- _OBJECTIVE_
Without including any images, reproduce each entry exactly.

(Figure record listings)
· · ·
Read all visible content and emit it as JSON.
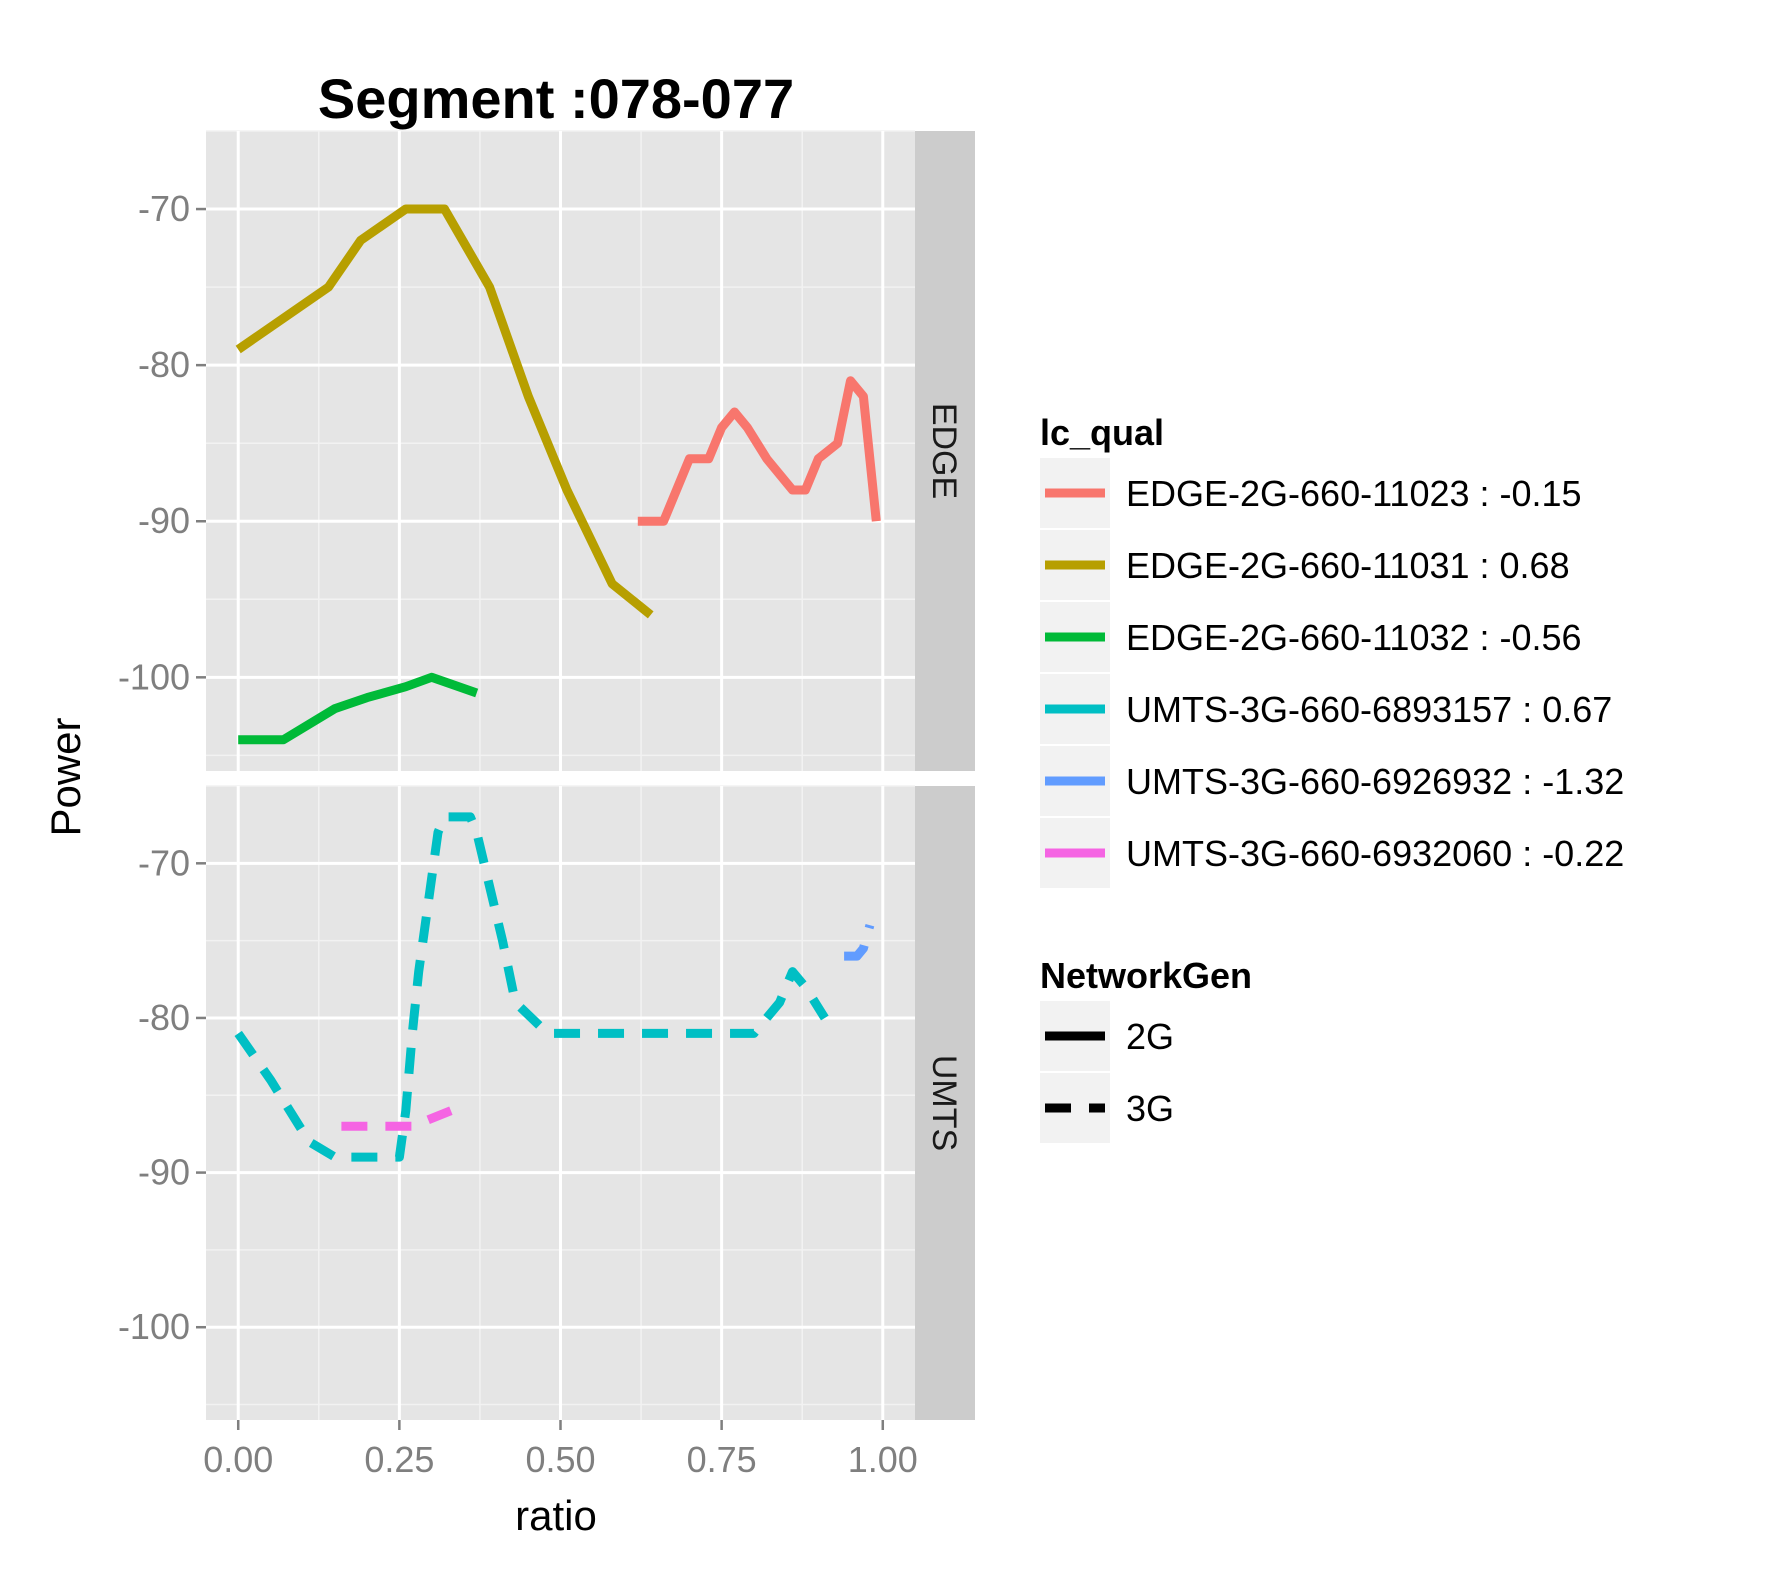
{
  "chart_data": {
    "type": "line",
    "title": "Segment :078-077",
    "xlabel": "ratio",
    "ylabel": "Power",
    "xlim": [
      -0.05,
      1.05
    ],
    "ylim": [
      -106,
      -65
    ],
    "x_ticks": [
      "0.00",
      "0.25",
      "0.50",
      "0.75",
      "1.00"
    ],
    "x_tick_values": [
      0,
      0.25,
      0.5,
      0.75,
      1.0
    ],
    "y_ticks": [
      "-70",
      "-80",
      "-90",
      "-100"
    ],
    "y_tick_values": [
      -70,
      -80,
      -90,
      -100
    ],
    "grid": true,
    "legend_position": "right",
    "facets": [
      {
        "label": "EDGE",
        "series": [
          {
            "name": "EDGE-2G-660-11023 : -0.15",
            "generation": "2G",
            "color": "#F8766D",
            "x": [
              0.62,
              0.66,
              0.7,
              0.71,
              0.73,
              0.75,
              0.77,
              0.79,
              0.82,
              0.86,
              0.88,
              0.9,
              0.93,
              0.95,
              0.97,
              0.99
            ],
            "y": [
              -90,
              -90,
              -86,
              -86,
              -86,
              -84,
              -83,
              -84,
              -86,
              -88,
              -88,
              -86,
              -85,
              -81,
              -82,
              -90
            ]
          },
          {
            "name": "EDGE-2G-660-11031 : 0.68",
            "generation": "2G",
            "color": "#B79F00",
            "x": [
              0.0,
              0.07,
              0.14,
              0.19,
              0.26,
              0.32,
              0.39,
              0.45,
              0.51,
              0.58,
              0.64
            ],
            "y": [
              -79,
              -77,
              -75,
              -72,
              -70,
              -70,
              -75,
              -82,
              -88,
              -94,
              -96
            ]
          },
          {
            "name": "EDGE-2G-660-11032 : -0.56",
            "generation": "2G",
            "color": "#00BA38",
            "x": [
              0.0,
              0.07,
              0.15,
              0.2,
              0.26,
              0.3,
              0.37
            ],
            "y": [
              -104,
              -104,
              -102,
              -101.3,
              -100.6,
              -100,
              -101
            ]
          }
        ]
      },
      {
        "label": "UMTS",
        "series": [
          {
            "name": "UMTS-3G-660-6893157 : 0.67",
            "generation": "3G",
            "color": "#00BFC4",
            "x": [
              0.0,
              0.05,
              0.11,
              0.15,
              0.23,
              0.25,
              0.26,
              0.27,
              0.28,
              0.31,
              0.32,
              0.36,
              0.37,
              0.41,
              0.43,
              0.48,
              0.57,
              0.65,
              0.72,
              0.8,
              0.84,
              0.86,
              0.88,
              0.91
            ],
            "y": [
              -81,
              -84,
              -88,
              -89,
              -89,
              -89,
              -86,
              -81,
              -77,
              -68,
              -67,
              -67,
              -68,
              -75,
              -79,
              -81,
              -81,
              -81,
              -81,
              -81,
              -79,
              -77,
              -78,
              -80
            ]
          },
          {
            "name": "UMTS-3G-660-6926932 : -1.32",
            "generation": "3G",
            "color": "#619CFF",
            "x": [
              0.94,
              0.96,
              0.97,
              0.98
            ],
            "y": [
              -76,
              -76,
              -75.5,
              -74
            ]
          },
          {
            "name": "UMTS-3G-660-6932060 : -0.22",
            "generation": "3G",
            "color": "#F564E3",
            "x": [
              0.16,
              0.23,
              0.27,
              0.33
            ],
            "y": [
              -87,
              -87,
              -87,
              -86
            ]
          }
        ]
      }
    ],
    "legends": [
      {
        "title": "lc_qual",
        "entries": [
          {
            "label": "EDGE-2G-660-11023 : -0.15",
            "color": "#F8766D",
            "dash": "solid"
          },
          {
            "label": "EDGE-2G-660-11031 : 0.68",
            "color": "#B79F00",
            "dash": "solid"
          },
          {
            "label": "EDGE-2G-660-11032 : -0.56",
            "color": "#00BA38",
            "dash": "solid"
          },
          {
            "label": "UMTS-3G-660-6893157 : 0.67",
            "color": "#00BFC4",
            "dash": "solid"
          },
          {
            "label": "UMTS-3G-660-6926932 : -1.32",
            "color": "#619CFF",
            "dash": "solid"
          },
          {
            "label": "UMTS-3G-660-6932060 : -0.22",
            "color": "#F564E3",
            "dash": "solid"
          }
        ]
      },
      {
        "title": "NetworkGen",
        "entries": [
          {
            "label": "2G",
            "color": "#000000",
            "dash": "solid"
          },
          {
            "label": "3G",
            "color": "#000000",
            "dash": "dashed"
          }
        ]
      }
    ]
  },
  "colors": {
    "panel_background": "#E5E5E5",
    "strip_background": "#CCCCCC",
    "grid_major": "#FFFFFF",
    "grid_minor": "#F2F2F2",
    "legend_key_background": "#F2F2F2"
  }
}
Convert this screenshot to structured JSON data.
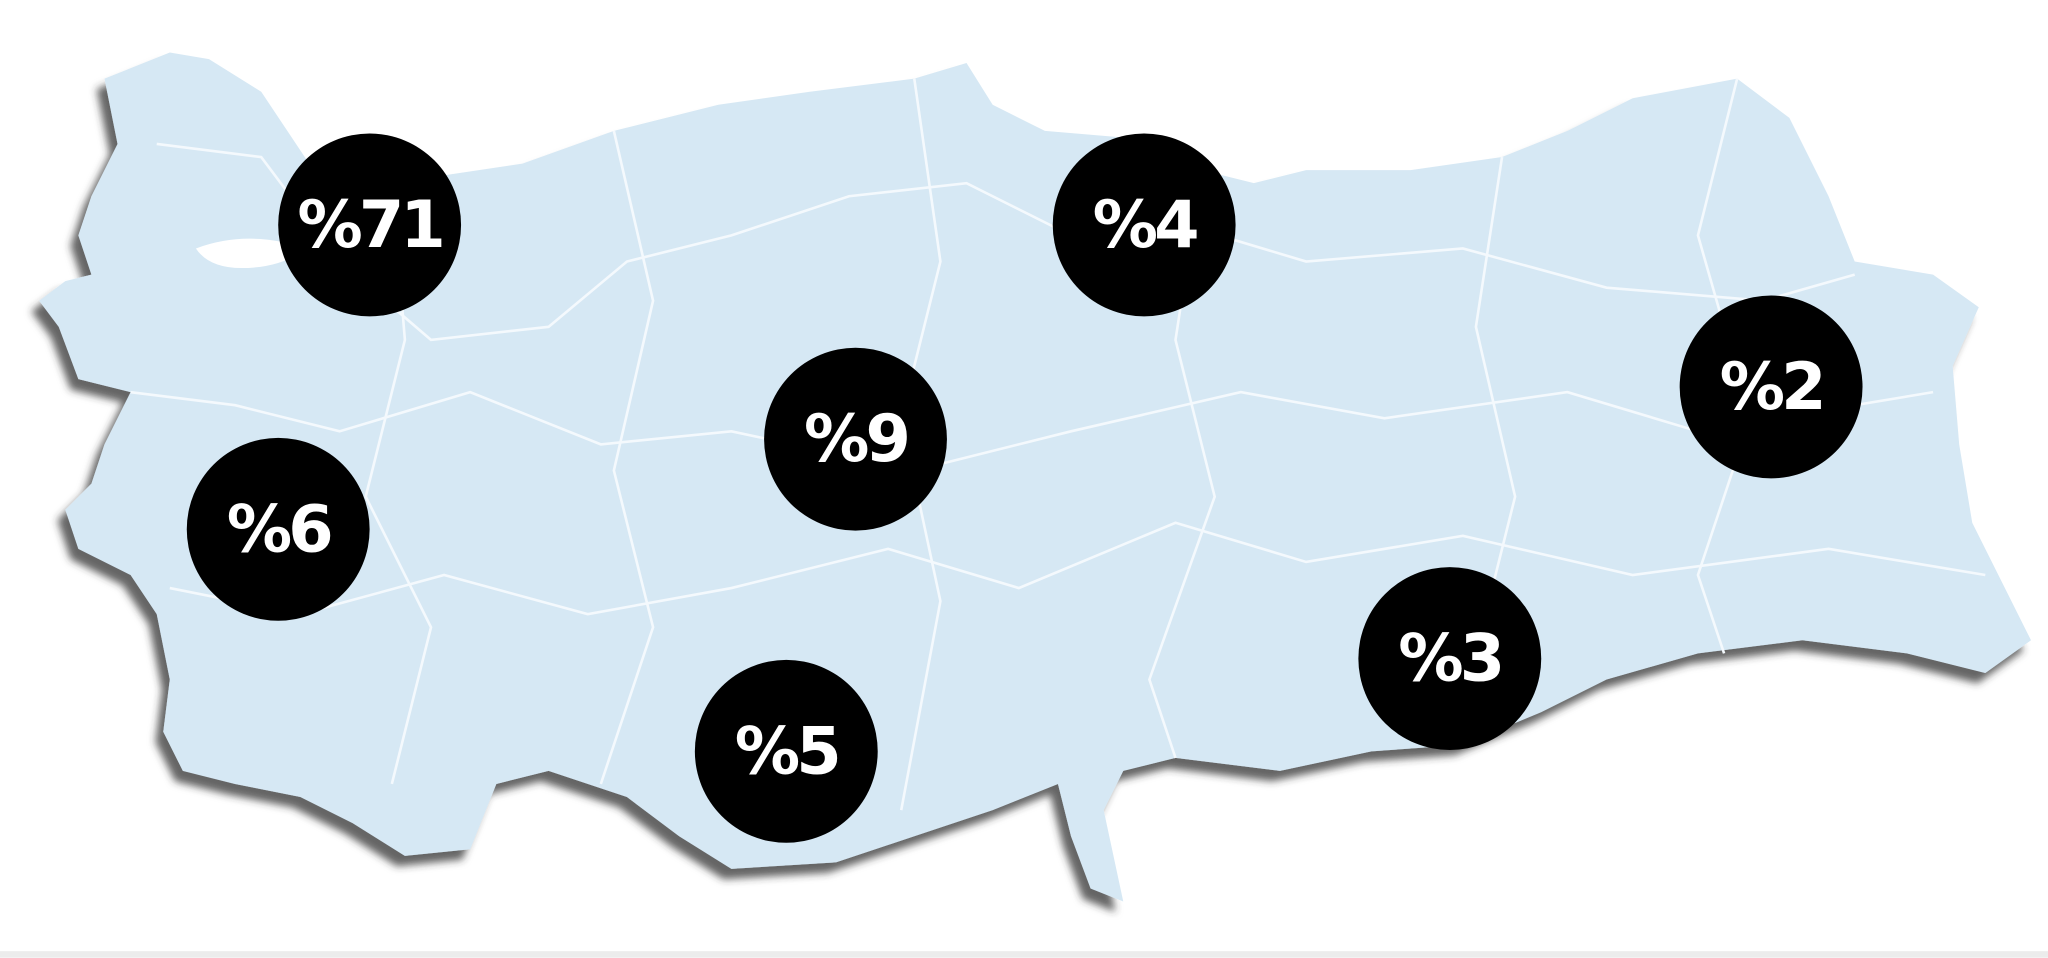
{
  "regions": [
    {
      "label": "%71"
    },
    {
      "label": "%4"
    },
    {
      "label": "%9"
    },
    {
      "label": "%2"
    },
    {
      "label": "%6"
    },
    {
      "label": "%3"
    },
    {
      "label": "%5"
    }
  ]
}
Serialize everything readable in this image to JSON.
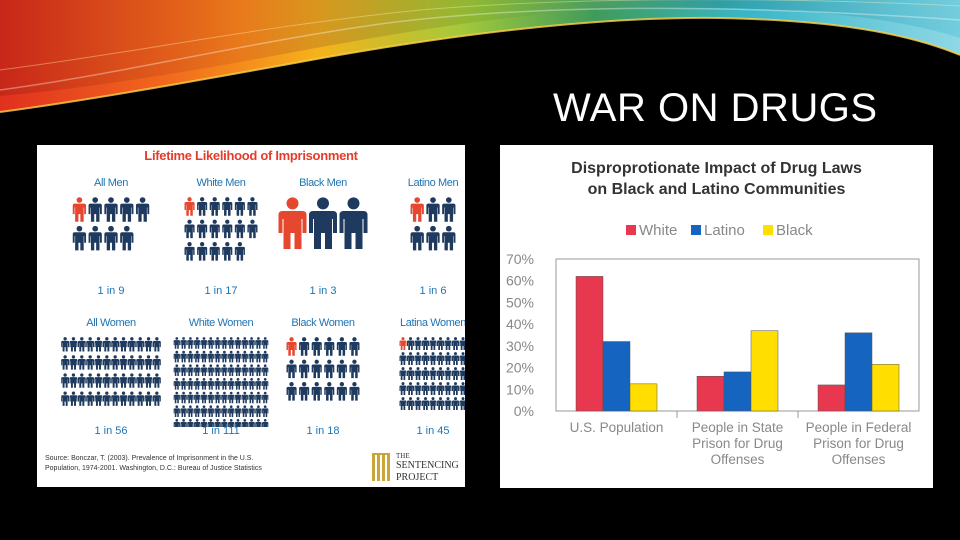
{
  "slide": {
    "title": "WAR ON DRUGS"
  },
  "infographic": {
    "title": "Lifetime Likelihood of Imprisonment",
    "panels": [
      {
        "label": "All Men",
        "ratio": "1 in 9"
      },
      {
        "label": "White Men",
        "ratio": "1 in 17"
      },
      {
        "label": "Black Men",
        "ratio": "1 in 3"
      },
      {
        "label": "Latino Men",
        "ratio": "1 in 6"
      },
      {
        "label": "All Women",
        "ratio": "1 in 56"
      },
      {
        "label": "White Women",
        "ratio": "1 in 111"
      },
      {
        "label": "Black Women",
        "ratio": "1 in 18"
      },
      {
        "label": "Latina Women",
        "ratio": "1 in 45"
      }
    ],
    "source_line1": "Source: Bonczar, T. (2003). Prevalence of Imprisonment in the U.S.",
    "source_line2": "Population, 1974-2001. Washington, D.C.: Bureau of Justice Statistics",
    "logo_the": "THE",
    "logo_sentencing": "SENTENCING",
    "logo_project": "PROJECT",
    "colors": {
      "highlight": "#e5472f",
      "figure": "#1f3a5f",
      "label": "#1e74b3"
    }
  },
  "chart_data": {
    "type": "bar",
    "title_line1": "Disproprotionate Impact of Drug Laws",
    "title_line2": "on Black and Latino Communities",
    "categories": [
      [
        "U.S. Population"
      ],
      [
        "People in State",
        "Prison for Drug",
        "Offenses"
      ],
      [
        "People in Federal",
        "Prison for Drug",
        "Offenses"
      ]
    ],
    "series": [
      {
        "name": "White",
        "color": "#e8384f",
        "values": [
          62,
          16,
          12
        ]
      },
      {
        "name": "Latino",
        "color": "#1565c0",
        "values": [
          32,
          18,
          36
        ]
      },
      {
        "name": "Black",
        "color": "#ffde00",
        "values": [
          12.5,
          37,
          21.5
        ]
      }
    ],
    "ylim": [
      0,
      70
    ],
    "yticks": [
      "0%",
      "10%",
      "20%",
      "30%",
      "40%",
      "50%",
      "60%",
      "70%"
    ],
    "legend_position": "top-center",
    "grid": false
  }
}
· · ·
- _RESULT BELOW_
Read all visible content and emit it as JSON.
{
  "chart_data": {
    "type": "line",
    "title": "Segment :078-077",
    "xlabel": "ratio",
    "ylabel": "Power",
    "xlim": [
      -0.05,
      1.05
    ],
    "ylim": [
      -106,
      -65
    ],
    "x_ticks": [
      "0.00",
      "0.25",
      "0.50",
      "0.75",
      "1.00"
    ],
    "x_tick_values": [
      0,
      0.25,
      0.5,
      0.75,
      1.0
    ],
    "y_ticks": [
      "-70",
      "-80",
      "-90",
      "-100"
    ],
    "y_tick_values": [
      -70,
      -80,
      -90,
      -100
    ],
    "grid": true,
    "legend_position": "right",
    "facets": [
      {
        "label": "EDGE",
        "series": [
          {
            "name": "EDGE-2G-660-11023 : -0.15",
            "generation": "2G",
            "color": "#F8766D",
            "x": [
              0.62,
              0.66,
              0.7,
              0.71,
              0.73,
              0.75,
              0.77,
              0.79,
              0.82,
              0.86,
              0.88,
              0.9,
              0.93,
              0.95,
              0.97,
              0.99
            ],
            "y": [
              -90,
              -90,
              -86,
              -86,
              -86,
              -84,
              -83,
              -84,
              -86,
              -88,
              -88,
              -86,
              -85,
              -81,
              -82,
              -90
            ]
          },
          {
            "name": "EDGE-2G-660-11031 : 0.68",
            "generation": "2G",
            "color": "#B79F00",
            "x": [
              0.0,
              0.07,
              0.14,
              0.19,
              0.26,
              0.32,
              0.39,
              0.45,
              0.51,
              0.58,
              0.64
            ],
            "y": [
              -79,
              -77,
              -75,
              -72,
              -70,
              -70,
              -75,
              -82,
              -88,
              -94,
              -96
            ]
          },
          {
            "name": "EDGE-2G-660-11032 : -0.56",
            "generation": "2G",
            "color": "#00BA38",
            "x": [
              0.0,
              0.07,
              0.15,
              0.2,
              0.26,
              0.3,
              0.37
            ],
            "y": [
              -104,
              -104,
              -102,
              -101.3,
              -100.6,
              -100,
              -101
            ]
          }
        ]
      },
      {
        "label": "UMTS",
        "series": [
          {
            "name": "UMTS-3G-660-6893157 : 0.67",
            "generation": "3G",
            "color": "#00BFC4",
            "x": [
              0.0,
              0.05,
              0.11,
              0.15,
              0.23,
              0.25,
              0.26,
              0.27,
              0.28,
              0.31,
              0.32,
              0.36,
              0.37,
              0.41,
              0.43,
              0.48,
              0.57,
              0.65,
              0.72,
              0.8,
              0.84,
              0.86,
              0.88,
              0.91
            ],
            "y": [
              -81,
              -84,
              -88,
              -89,
              -89,
              -89,
              -86,
              -81,
              -77,
              -68,
              -67,
              -67,
              -68,
              -75,
              -79,
              -81,
              -81,
              -81,
              -81,
              -81,
              -79,
              -77,
              -78,
              -80
            ]
          },
          {
            "name": "UMTS-3G-660-6926932 : -1.32",
            "generation": "3G",
            "color": "#619CFF",
            "x": [
              0.94,
              0.96,
              0.97,
              0.98
            ],
            "y": [
              -76,
              -76,
              -75.5,
              -74
            ]
          },
          {
            "name": "UMTS-3G-660-6932060 : -0.22",
            "generation": "3G",
            "color": "#F564E3",
            "x": [
              0.16,
              0.23,
              0.27,
              0.33
            ],
            "y": [
              -87,
              -87,
              -87,
              -86
            ]
          }
        ]
      }
    ],
    "legends": [
      {
        "title": "lc_qual",
        "entries": [
          {
            "label": "EDGE-2G-660-11023 : -0.15",
            "color": "#F8766D",
            "dash": "solid"
          },
          {
            "label": "EDGE-2G-660-11031 : 0.68",
            "color": "#B79F00",
            "dash": "solid"
          },
          {
            "label": "EDGE-2G-660-11032 : -0.56",
            "color": "#00BA38",
            "dash": "solid"
          },
          {
            "label": "UMTS-3G-660-6893157 : 0.67",
            "color": "#00BFC4",
            "dash": "solid"
          },
          {
            "label": "UMTS-3G-660-6926932 : -1.32",
            "color": "#619CFF",
            "dash": "solid"
          },
          {
            "label": "UMTS-3G-660-6932060 : -0.22",
            "color": "#F564E3",
            "dash": "solid"
          }
        ]
      },
      {
        "title": "NetworkGen",
        "entries": [
          {
            "label": "2G",
            "color": "#000000",
            "dash": "solid"
          },
          {
            "label": "3G",
            "color": "#000000",
            "dash": "dashed"
          }
        ]
      }
    ]
  },
  "colors": {
    "panel_background": "#E5E5E5",
    "strip_background": "#CCCCCC",
    "grid_major": "#FFFFFF",
    "grid_minor": "#F2F2F2",
    "legend_key_background": "#F2F2F2"
  }
}
Convert this screenshot to structured JSON data.
{
  "regions": [
    {
      "label": "%71"
    },
    {
      "label": "%4"
    },
    {
      "label": "%9"
    },
    {
      "label": "%2"
    },
    {
      "label": "%6"
    },
    {
      "label": "%3"
    },
    {
      "label": "%5"
    }
  ]
}
Serialize everything readable in this image to JSON.
{
  "slide": {
    "title": "WAR ON DRUGS"
  },
  "infographic": {
    "title": "Lifetime Likelihood of Imprisonment",
    "panels": [
      {
        "label": "All Men",
        "ratio": "1 in 9"
      },
      {
        "label": "White Men",
        "ratio": "1 in 17"
      },
      {
        "label": "Black Men",
        "ratio": "1 in 3"
      },
      {
        "label": "Latino Men",
        "ratio": "1 in 6"
      },
      {
        "label": "All Women",
        "ratio": "1 in 56"
      },
      {
        "label": "White Women",
        "ratio": "1 in 111"
      },
      {
        "label": "Black Women",
        "ratio": "1 in 18"
      },
      {
        "label": "Latina Women",
        "ratio": "1 in 45"
      }
    ],
    "source_line1": "Source: Bonczar, T. (2003). Prevalence of Imprisonment in the U.S.",
    "source_line2": "Population, 1974-2001. Washington, D.C.: Bureau of Justice Statistics",
    "logo_the": "THE",
    "logo_sentencing": "SENTENCING",
    "logo_project": "PROJECT",
    "colors": {
      "highlight": "#e5472f",
      "figure": "#1f3a5f",
      "label": "#1e74b3"
    }
  },
  "chart_data": {
    "type": "bar",
    "title_line1": "Disproprotionate Impact of Drug Laws",
    "title_line2": "on Black and Latino Communities",
    "categories": [
      [
        "U.S. Population"
      ],
      [
        "People in State",
        "Prison for Drug",
        "Offenses"
      ],
      [
        "People in Federal",
        "Prison for Drug",
        "Offenses"
      ]
    ],
    "series": [
      {
        "name": "White",
        "color": "#e8384f",
        "values": [
          62,
          16,
          12
        ]
      },
      {
        "name": "Latino",
        "color": "#1565c0",
        "values": [
          32,
          18,
          36
        ]
      },
      {
        "name": "Black",
        "color": "#ffde00",
        "values": [
          12.5,
          37,
          21.5
        ]
      }
    ],
    "ylim": [
      0,
      70
    ],
    "yticks": [
      "0%",
      "10%",
      "20%",
      "30%",
      "40%",
      "50%",
      "60%",
      "70%"
    ],
    "legend_position": "top-center",
    "grid": false
  }
}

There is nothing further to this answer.